INSTRUCTION: Each line of the material must be returned exactly.

◇ ◇ ◇

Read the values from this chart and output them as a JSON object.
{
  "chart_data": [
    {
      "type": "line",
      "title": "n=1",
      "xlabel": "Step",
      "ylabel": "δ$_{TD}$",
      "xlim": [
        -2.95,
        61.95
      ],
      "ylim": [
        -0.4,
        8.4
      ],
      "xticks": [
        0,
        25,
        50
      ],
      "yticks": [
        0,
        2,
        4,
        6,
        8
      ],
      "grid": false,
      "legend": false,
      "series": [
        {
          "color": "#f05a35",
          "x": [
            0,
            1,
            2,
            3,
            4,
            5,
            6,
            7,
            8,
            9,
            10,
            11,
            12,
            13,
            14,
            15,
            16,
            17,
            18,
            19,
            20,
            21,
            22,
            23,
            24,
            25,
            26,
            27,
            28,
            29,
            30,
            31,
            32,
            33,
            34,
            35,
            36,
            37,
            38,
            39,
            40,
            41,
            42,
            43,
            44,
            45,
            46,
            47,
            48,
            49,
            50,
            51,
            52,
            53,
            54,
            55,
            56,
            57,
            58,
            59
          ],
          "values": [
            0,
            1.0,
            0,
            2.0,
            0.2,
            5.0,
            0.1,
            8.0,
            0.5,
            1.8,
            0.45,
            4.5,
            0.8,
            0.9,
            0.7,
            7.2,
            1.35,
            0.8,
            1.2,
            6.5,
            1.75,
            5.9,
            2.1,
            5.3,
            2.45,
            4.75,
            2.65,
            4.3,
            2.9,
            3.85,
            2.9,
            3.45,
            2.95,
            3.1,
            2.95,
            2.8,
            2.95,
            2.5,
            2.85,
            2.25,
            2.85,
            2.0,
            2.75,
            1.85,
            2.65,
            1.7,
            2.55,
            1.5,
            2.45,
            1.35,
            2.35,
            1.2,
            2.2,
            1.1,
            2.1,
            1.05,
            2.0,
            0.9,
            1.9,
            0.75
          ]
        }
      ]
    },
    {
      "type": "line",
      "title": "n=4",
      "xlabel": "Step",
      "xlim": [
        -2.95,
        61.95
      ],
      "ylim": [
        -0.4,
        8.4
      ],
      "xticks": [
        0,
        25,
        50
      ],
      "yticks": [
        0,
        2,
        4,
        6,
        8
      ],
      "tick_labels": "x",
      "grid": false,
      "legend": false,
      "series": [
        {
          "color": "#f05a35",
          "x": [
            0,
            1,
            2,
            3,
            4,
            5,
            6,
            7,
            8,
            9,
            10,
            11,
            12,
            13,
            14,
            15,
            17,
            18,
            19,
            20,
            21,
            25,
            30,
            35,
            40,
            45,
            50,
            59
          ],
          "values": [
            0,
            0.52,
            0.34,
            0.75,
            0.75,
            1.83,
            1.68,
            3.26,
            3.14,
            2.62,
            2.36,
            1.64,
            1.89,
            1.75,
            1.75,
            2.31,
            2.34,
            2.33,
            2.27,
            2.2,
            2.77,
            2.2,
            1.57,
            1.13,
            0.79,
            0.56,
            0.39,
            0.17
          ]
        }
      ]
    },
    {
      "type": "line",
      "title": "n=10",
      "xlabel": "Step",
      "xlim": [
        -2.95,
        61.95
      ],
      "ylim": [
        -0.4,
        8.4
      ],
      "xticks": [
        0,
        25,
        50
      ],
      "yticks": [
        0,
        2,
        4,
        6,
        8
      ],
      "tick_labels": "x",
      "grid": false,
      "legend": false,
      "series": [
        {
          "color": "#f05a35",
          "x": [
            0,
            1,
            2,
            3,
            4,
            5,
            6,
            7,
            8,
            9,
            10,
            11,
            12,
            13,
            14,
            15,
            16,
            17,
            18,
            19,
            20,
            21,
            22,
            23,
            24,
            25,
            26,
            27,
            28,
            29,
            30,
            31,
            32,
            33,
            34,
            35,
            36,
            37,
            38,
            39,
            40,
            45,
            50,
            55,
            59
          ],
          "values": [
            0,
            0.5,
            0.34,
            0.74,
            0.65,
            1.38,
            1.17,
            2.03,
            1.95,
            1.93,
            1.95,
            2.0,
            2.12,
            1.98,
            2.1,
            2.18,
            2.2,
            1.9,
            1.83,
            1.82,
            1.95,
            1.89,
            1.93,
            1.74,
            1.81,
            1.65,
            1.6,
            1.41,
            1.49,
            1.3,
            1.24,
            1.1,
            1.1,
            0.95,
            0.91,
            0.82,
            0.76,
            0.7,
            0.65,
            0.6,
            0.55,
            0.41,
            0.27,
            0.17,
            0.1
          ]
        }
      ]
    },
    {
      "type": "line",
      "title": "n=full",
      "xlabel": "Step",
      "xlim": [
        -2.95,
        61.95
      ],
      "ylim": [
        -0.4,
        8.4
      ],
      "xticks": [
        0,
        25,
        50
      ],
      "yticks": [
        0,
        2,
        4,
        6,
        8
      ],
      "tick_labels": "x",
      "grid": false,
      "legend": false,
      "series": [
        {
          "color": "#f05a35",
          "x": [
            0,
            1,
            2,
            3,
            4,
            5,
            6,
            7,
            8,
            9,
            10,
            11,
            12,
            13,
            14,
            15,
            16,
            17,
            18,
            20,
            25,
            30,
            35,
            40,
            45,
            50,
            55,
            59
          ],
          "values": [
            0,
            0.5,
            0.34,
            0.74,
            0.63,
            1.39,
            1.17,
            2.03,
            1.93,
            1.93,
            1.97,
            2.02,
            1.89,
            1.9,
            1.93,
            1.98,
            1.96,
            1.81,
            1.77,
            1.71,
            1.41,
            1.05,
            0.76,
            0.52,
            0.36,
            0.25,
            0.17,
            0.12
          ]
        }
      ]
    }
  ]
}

◇ ◇ ◇

ANSWER:
Read the values from this chart and output them as a JSON object.
{
  "chart_data": [
    {
      "type": "line",
      "title": "n=1",
      "xlabel": "Step",
      "ylabel": "δ$_{TD}$",
      "xlim": [
        -2.95,
        61.95
      ],
      "ylim": [
        -0.4,
        8.4
      ],
      "xticks": [
        0,
        25,
        50
      ],
      "yticks": [
        0,
        2,
        4,
        6,
        8
      ],
      "grid": false,
      "legend": false,
      "series": [
        {
          "color": "#f05a35",
          "x": [
            0,
            1,
            2,
            3,
            4,
            5,
            6,
            7,
            8,
            9,
            10,
            11,
            12,
            13,
            14,
            15,
            16,
            17,
            18,
            19,
            20,
            21,
            22,
            23,
            24,
            25,
            26,
            27,
            28,
            29,
            30,
            31,
            32,
            33,
            34,
            35,
            36,
            37,
            38,
            39,
            40,
            41,
            42,
            43,
            44,
            45,
            46,
            47,
            48,
            49,
            50,
            51,
            52,
            53,
            54,
            55,
            56,
            57,
            58,
            59
          ],
          "values": [
            0,
            1.0,
            0,
            2.0,
            0.2,
            5.0,
            0.1,
            8.0,
            0.5,
            1.8,
            0.45,
            4.5,
            0.8,
            0.9,
            0.7,
            7.2,
            1.35,
            0.8,
            1.2,
            6.5,
            1.75,
            5.9,
            2.1,
            5.3,
            2.45,
            4.75,
            2.65,
            4.3,
            2.9,
            3.85,
            2.9,
            3.45,
            2.95,
            3.1,
            2.95,
            2.8,
            2.95,
            2.5,
            2.85,
            2.25,
            2.85,
            2.0,
            2.75,
            1.85,
            2.65,
            1.7,
            2.55,
            1.5,
            2.45,
            1.35,
            2.35,
            1.2,
            2.2,
            1.1,
            2.1,
            1.05,
            2.0,
            0.9,
            1.9,
            0.75
          ]
        }
      ]
    },
    {
      "type": "line",
      "title": "n=4",
      "xlabel": "Step",
      "xlim": [
        -2.95,
        61.95
      ],
      "ylim": [
        -0.4,
        8.4
      ],
      "xticks": [
        0,
        25,
        50
      ],
      "yticks": [
        0,
        2,
        4,
        6,
        8
      ],
      "tick_labels": "x",
      "grid": false,
      "legend": false,
      "series": [
        {
          "color": "#f05a35",
          "x": [
            0,
            1,
            2,
            3,
            4,
            5,
            6,
            7,
            8,
            9,
            10,
            11,
            12,
            13,
            14,
            15,
            17,
            18,
            19,
            20,
            21,
            25,
            30,
            35,
            40,
            45,
            50,
            59
          ],
          "values": [
            0,
            0.52,
            0.34,
            0.75,
            0.75,
            1.83,
            1.68,
            3.26,
            3.14,
            2.62,
            2.36,
            1.64,
            1.89,
            1.75,
            1.75,
            2.31,
            2.34,
            2.33,
            2.27,
            2.2,
            2.77,
            2.2,
            1.57,
            1.13,
            0.79,
            0.56,
            0.39,
            0.17
          ]
        }
      ]
    },
    {
      "type": "line",
      "title": "n=10",
      "xlabel": "Step",
      "xlim": [
        -2.95,
        61.95
      ],
      "ylim": [
        -0.4,
        8.4
      ],
      "xticks": [
        0,
        25,
        50
      ],
      "yticks": [
        0,
        2,
        4,
        6,
        8
      ],
      "tick_labels": "x",
      "grid": false,
      "legend": false,
      "series": [
        {
          "color": "#f05a35",
          "x": [
            0,
            1,
            2,
            3,
            4,
            5,
            6,
            7,
            8,
            9,
            10,
            11,
            12,
            13,
            14,
            15,
            16,
            17,
            18,
            19,
            20,
            21,
            22,
            23,
            24,
            25,
            26,
            27,
            28,
            29,
            30,
            31,
            32,
            33,
            34,
            35,
            36,
            37,
            38,
            39,
            40,
            45,
            50,
            55,
            59
          ],
          "values": [
            0,
            0.5,
            0.34,
            0.74,
            0.65,
            1.38,
            1.17,
            2.03,
            1.95,
            1.93,
            1.95,
            2.0,
            2.12,
            1.98,
            2.1,
            2.18,
            2.2,
            1.9,
            1.83,
            1.82,
            1.95,
            1.89,
            1.93,
            1.74,
            1.81,
            1.65,
            1.6,
            1.41,
            1.49,
            1.3,
            1.24,
            1.1,
            1.1,
            0.95,
            0.91,
            0.82,
            0.76,
            0.7,
            0.65,
            0.6,
            0.55,
            0.41,
            0.27,
            0.17,
            0.1
          ]
        }
      ]
    },
    {
      "type": "line",
      "title": "n=full",
      "xlabel": "Step",
      "xlim": [
        -2.95,
        61.95
      ],
      "ylim": [
        -0.4,
        8.4
      ],
      "xticks": [
        0,
        25,
        50
      ],
      "yticks": [
        0,
        2,
        4,
        6,
        8
      ],
      "tick_labels": "x",
      "grid": false,
      "legend": false,
      "series": [
        {
          "color": "#f05a35",
          "x": [
            0,
            1,
            2,
            3,
            4,
            5,
            6,
            7,
            8,
            9,
            10,
            11,
            12,
            13,
            14,
            15,
            16,
            17,
            18,
            20,
            25,
            30,
            35,
            40,
            45,
            50,
            55,
            59
          ],
          "values": [
            0,
            0.5,
            0.34,
            0.74,
            0.63,
            1.39,
            1.17,
            2.03,
            1.93,
            1.93,
            1.97,
            2.02,
            1.89,
            1.9,
            1.93,
            1.98,
            1.96,
            1.81,
            1.77,
            1.71,
            1.41,
            1.05,
            0.76,
            0.52,
            0.36,
            0.25,
            0.17,
            0.12
          ]
        }
      ]
    }
  ]
}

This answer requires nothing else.